DATA EXCERPTS>

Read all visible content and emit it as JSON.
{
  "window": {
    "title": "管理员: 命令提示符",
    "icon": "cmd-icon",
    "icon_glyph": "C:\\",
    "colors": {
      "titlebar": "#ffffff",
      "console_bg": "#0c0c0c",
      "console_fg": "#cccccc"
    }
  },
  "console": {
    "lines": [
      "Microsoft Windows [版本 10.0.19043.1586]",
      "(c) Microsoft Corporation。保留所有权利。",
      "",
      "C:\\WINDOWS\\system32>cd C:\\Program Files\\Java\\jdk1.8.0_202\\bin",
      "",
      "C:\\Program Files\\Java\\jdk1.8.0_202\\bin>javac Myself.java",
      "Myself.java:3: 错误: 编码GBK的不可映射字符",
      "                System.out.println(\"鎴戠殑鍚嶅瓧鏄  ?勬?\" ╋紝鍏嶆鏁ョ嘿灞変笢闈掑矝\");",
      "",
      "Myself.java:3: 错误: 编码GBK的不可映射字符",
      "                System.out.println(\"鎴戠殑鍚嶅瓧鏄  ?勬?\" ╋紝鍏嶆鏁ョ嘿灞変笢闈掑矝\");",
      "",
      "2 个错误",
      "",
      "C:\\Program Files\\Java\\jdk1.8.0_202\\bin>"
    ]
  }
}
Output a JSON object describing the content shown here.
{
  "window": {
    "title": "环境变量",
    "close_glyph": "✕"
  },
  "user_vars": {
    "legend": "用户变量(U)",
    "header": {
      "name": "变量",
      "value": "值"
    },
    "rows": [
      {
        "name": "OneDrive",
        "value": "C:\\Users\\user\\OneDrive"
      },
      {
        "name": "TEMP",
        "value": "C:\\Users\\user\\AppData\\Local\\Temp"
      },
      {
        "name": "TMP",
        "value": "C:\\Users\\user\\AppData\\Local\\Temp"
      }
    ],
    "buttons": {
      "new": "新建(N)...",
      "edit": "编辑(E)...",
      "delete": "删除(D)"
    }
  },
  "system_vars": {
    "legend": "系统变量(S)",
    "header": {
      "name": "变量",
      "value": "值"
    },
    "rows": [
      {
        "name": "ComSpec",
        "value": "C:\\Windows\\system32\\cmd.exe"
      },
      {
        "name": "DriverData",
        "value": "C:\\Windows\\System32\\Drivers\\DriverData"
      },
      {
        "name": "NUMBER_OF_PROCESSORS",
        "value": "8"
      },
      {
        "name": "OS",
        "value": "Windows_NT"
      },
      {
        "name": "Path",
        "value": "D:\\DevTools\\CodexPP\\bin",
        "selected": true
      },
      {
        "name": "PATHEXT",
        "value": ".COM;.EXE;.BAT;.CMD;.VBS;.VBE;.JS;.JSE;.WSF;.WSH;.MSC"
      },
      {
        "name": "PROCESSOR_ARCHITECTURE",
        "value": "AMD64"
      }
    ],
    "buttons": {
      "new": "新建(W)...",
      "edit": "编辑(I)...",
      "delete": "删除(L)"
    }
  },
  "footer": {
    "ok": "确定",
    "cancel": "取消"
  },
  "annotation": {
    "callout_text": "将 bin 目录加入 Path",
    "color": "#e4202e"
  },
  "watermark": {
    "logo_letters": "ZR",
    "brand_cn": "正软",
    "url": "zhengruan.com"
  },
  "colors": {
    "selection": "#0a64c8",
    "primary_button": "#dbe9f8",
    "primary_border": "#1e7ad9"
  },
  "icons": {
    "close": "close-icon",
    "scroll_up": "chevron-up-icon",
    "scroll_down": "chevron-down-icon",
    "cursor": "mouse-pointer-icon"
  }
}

REQUEST> Reproduce the listing above word for word.

FULL OUTPUT>
Read all visible content and emit it as JSON.
{
  "window": {
    "title": "管理员: 命令提示符",
    "icon": "cmd-icon",
    "icon_glyph": "C:\\",
    "colors": {
      "titlebar": "#ffffff",
      "console_bg": "#0c0c0c",
      "console_fg": "#cccccc"
    }
  },
  "console": {
    "lines": [
      "Microsoft Windows [版本 10.0.19043.1586]",
      "(c) Microsoft Corporation。保留所有权利。",
      "",
      "C:\\WINDOWS\\system32>cd C:\\Program Files\\Java\\jdk1.8.0_202\\bin",
      "",
      "C:\\Program Files\\Java\\jdk1.8.0_202\\bin>javac Myself.java",
      "Myself.java:3: 错误: 编码GBK的不可映射字符",
      "                System.out.println(\"鎴戠殑鍚嶅瓧鏄  ?勬?\" ╋紝鍏嶆鏁ョ嘿灞変笢闈掑矝\");",
      "",
      "Myself.java:3: 错误: 编码GBK的不可映射字符",
      "                System.out.println(\"鎴戠殑鍚嶅瓧鏄  ?勬?\" ╋紝鍏嶆鏁ョ嘿灞変笢闈掑矝\");",
      "",
      "2 个错误",
      "",
      "C:\\Program Files\\Java\\jdk1.8.0_202\\bin>"
    ]
  }
}
Output a JSON object describing the content shown here.
{
  "window": {
    "title": "环境变量",
    "close_glyph": "✕"
  },
  "user_vars": {
    "legend": "用户变量(U)",
    "header": {
      "name": "变量",
      "value": "值"
    },
    "rows": [
      {
        "name": "OneDrive",
        "value": "C:\\Users\\user\\OneDrive"
      },
      {
        "name": "TEMP",
        "value": "C:\\Users\\user\\AppData\\Local\\Temp"
      },
      {
        "name": "TMP",
        "value": "C:\\Users\\user\\AppData\\Local\\Temp"
      }
    ],
    "buttons": {
      "new": "新建(N)...",
      "edit": "编辑(E)...",
      "delete": "删除(D)"
    }
  },
  "system_vars": {
    "legend": "系统变量(S)",
    "header": {
      "name": "变量",
      "value": "值"
    },
    "rows": [
      {
        "name": "ComSpec",
        "value": "C:\\Windows\\system32\\cmd.exe"
      },
      {
        "name": "DriverData",
        "value": "C:\\Windows\\System32\\Drivers\\DriverData"
      },
      {
        "name": "NUMBER_OF_PROCESSORS",
        "value": "8"
      },
      {
        "name": "OS",
        "value": "Windows_NT"
      },
      {
        "name": "Path",
        "value": "D:\\DevTools\\CodexPP\\bin",
        "selected": true
      },
      {
        "name": "PATHEXT",
        "value": ".COM;.EXE;.BAT;.CMD;.VBS;.VBE;.JS;.JSE;.WSF;.WSH;.MSC"
      },
      {
        "name": "PROCESSOR_ARCHITECTURE",
        "value": "AMD64"
      }
    ],
    "buttons": {
      "new": "新建(W)...",
      "edit": "编辑(I)...",
      "delete": "删除(L)"
    }
  },
  "footer": {
    "ok": "确定",
    "cancel": "取消"
  },
  "annotation": {
    "callout_text": "将 bin 目录加入 Path",
    "color": "#e4202e"
  },
  "watermark": {
    "logo_letters": "ZR",
    "brand_cn": "正软",
    "url": "zhengruan.com"
  },
  "colors": {
    "selection": "#0a64c8",
    "primary_button": "#dbe9f8",
    "primary_border": "#1e7ad9"
  },
  "icons": {
    "close": "close-icon",
    "scroll_up": "chevron-up-icon",
    "scroll_down": "chevron-down-icon",
    "cursor": "mouse-pointer-icon"
  }
}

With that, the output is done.